(OBJECTIVE): Select all lines holding the word "ylabel" from the entries that follow.

== DATA LINES ==

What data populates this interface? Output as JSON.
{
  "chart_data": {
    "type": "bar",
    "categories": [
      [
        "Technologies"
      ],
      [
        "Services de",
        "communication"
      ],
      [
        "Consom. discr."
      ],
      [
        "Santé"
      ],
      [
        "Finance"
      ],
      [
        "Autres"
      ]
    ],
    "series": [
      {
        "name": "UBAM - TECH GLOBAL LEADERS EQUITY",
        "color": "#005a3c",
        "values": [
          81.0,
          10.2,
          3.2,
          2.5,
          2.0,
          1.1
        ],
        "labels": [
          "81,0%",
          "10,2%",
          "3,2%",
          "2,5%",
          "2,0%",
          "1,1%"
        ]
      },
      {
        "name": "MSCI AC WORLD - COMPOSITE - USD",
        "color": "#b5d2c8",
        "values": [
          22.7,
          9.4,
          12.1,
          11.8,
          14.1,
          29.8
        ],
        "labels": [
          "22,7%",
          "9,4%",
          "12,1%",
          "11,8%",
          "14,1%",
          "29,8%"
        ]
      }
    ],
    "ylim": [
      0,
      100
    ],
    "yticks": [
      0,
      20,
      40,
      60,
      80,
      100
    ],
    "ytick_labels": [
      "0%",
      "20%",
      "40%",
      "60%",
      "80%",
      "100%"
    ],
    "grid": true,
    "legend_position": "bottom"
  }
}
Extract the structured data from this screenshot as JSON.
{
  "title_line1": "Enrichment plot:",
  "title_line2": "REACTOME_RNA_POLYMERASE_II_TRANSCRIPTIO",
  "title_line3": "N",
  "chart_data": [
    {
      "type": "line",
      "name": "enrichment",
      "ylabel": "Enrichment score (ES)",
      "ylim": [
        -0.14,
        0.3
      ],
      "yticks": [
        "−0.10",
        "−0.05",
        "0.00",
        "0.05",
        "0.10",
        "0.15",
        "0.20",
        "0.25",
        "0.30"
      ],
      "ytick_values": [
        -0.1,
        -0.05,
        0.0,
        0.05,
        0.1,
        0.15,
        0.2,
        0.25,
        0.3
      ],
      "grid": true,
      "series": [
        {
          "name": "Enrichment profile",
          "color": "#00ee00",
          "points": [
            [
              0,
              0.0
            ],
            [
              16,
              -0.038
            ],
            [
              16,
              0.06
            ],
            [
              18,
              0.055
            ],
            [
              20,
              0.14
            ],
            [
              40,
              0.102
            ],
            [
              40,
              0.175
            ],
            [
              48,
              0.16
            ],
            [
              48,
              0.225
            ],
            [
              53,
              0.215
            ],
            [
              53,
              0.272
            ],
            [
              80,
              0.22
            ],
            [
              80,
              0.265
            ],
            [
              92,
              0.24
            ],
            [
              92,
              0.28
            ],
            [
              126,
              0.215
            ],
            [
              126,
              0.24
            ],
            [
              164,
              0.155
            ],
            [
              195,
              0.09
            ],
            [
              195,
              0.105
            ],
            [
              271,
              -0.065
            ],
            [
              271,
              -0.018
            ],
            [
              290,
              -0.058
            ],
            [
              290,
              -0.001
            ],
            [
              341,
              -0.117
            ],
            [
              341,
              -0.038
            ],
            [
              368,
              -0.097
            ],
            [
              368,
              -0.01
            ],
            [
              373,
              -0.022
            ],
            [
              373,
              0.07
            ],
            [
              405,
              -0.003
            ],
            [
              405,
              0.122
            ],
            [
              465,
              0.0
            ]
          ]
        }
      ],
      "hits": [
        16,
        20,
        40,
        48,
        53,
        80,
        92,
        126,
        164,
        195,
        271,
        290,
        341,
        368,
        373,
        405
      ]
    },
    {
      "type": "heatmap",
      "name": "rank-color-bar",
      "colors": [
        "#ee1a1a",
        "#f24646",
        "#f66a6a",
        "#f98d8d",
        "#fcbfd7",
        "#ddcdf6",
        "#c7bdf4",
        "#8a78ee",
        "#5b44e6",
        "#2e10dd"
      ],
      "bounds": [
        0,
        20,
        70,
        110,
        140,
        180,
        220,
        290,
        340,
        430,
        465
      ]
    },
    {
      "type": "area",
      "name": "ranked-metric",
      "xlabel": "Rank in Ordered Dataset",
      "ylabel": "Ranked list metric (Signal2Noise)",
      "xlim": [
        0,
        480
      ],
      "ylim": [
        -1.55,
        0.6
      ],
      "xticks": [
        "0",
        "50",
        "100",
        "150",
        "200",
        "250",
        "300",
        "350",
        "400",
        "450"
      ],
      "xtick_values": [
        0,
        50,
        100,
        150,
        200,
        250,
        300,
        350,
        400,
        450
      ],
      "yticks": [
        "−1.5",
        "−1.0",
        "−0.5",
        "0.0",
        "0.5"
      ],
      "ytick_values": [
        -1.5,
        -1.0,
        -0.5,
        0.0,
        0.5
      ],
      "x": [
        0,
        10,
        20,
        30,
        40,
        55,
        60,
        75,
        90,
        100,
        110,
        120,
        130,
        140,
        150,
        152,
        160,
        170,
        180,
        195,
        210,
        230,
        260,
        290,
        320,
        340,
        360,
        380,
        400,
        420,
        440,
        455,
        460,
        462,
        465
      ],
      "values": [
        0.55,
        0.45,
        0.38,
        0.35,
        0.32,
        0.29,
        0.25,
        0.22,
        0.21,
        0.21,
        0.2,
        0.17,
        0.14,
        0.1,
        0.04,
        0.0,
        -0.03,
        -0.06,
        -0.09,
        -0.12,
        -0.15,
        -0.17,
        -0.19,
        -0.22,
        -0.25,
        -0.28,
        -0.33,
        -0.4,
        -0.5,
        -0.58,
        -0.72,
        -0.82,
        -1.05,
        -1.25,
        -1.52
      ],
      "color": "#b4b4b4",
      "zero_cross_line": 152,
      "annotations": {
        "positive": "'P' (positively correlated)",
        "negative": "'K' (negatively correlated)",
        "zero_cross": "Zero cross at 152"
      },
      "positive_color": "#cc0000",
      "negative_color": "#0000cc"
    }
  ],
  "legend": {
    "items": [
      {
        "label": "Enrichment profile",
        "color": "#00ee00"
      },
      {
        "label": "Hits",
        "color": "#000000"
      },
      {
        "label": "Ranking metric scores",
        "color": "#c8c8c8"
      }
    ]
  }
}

===

(COMPLETE RESPONSE):
      "ylabel": "Enrichment score (ES)",
      "ylabel": "Ranked list metric (Signal2Noise)",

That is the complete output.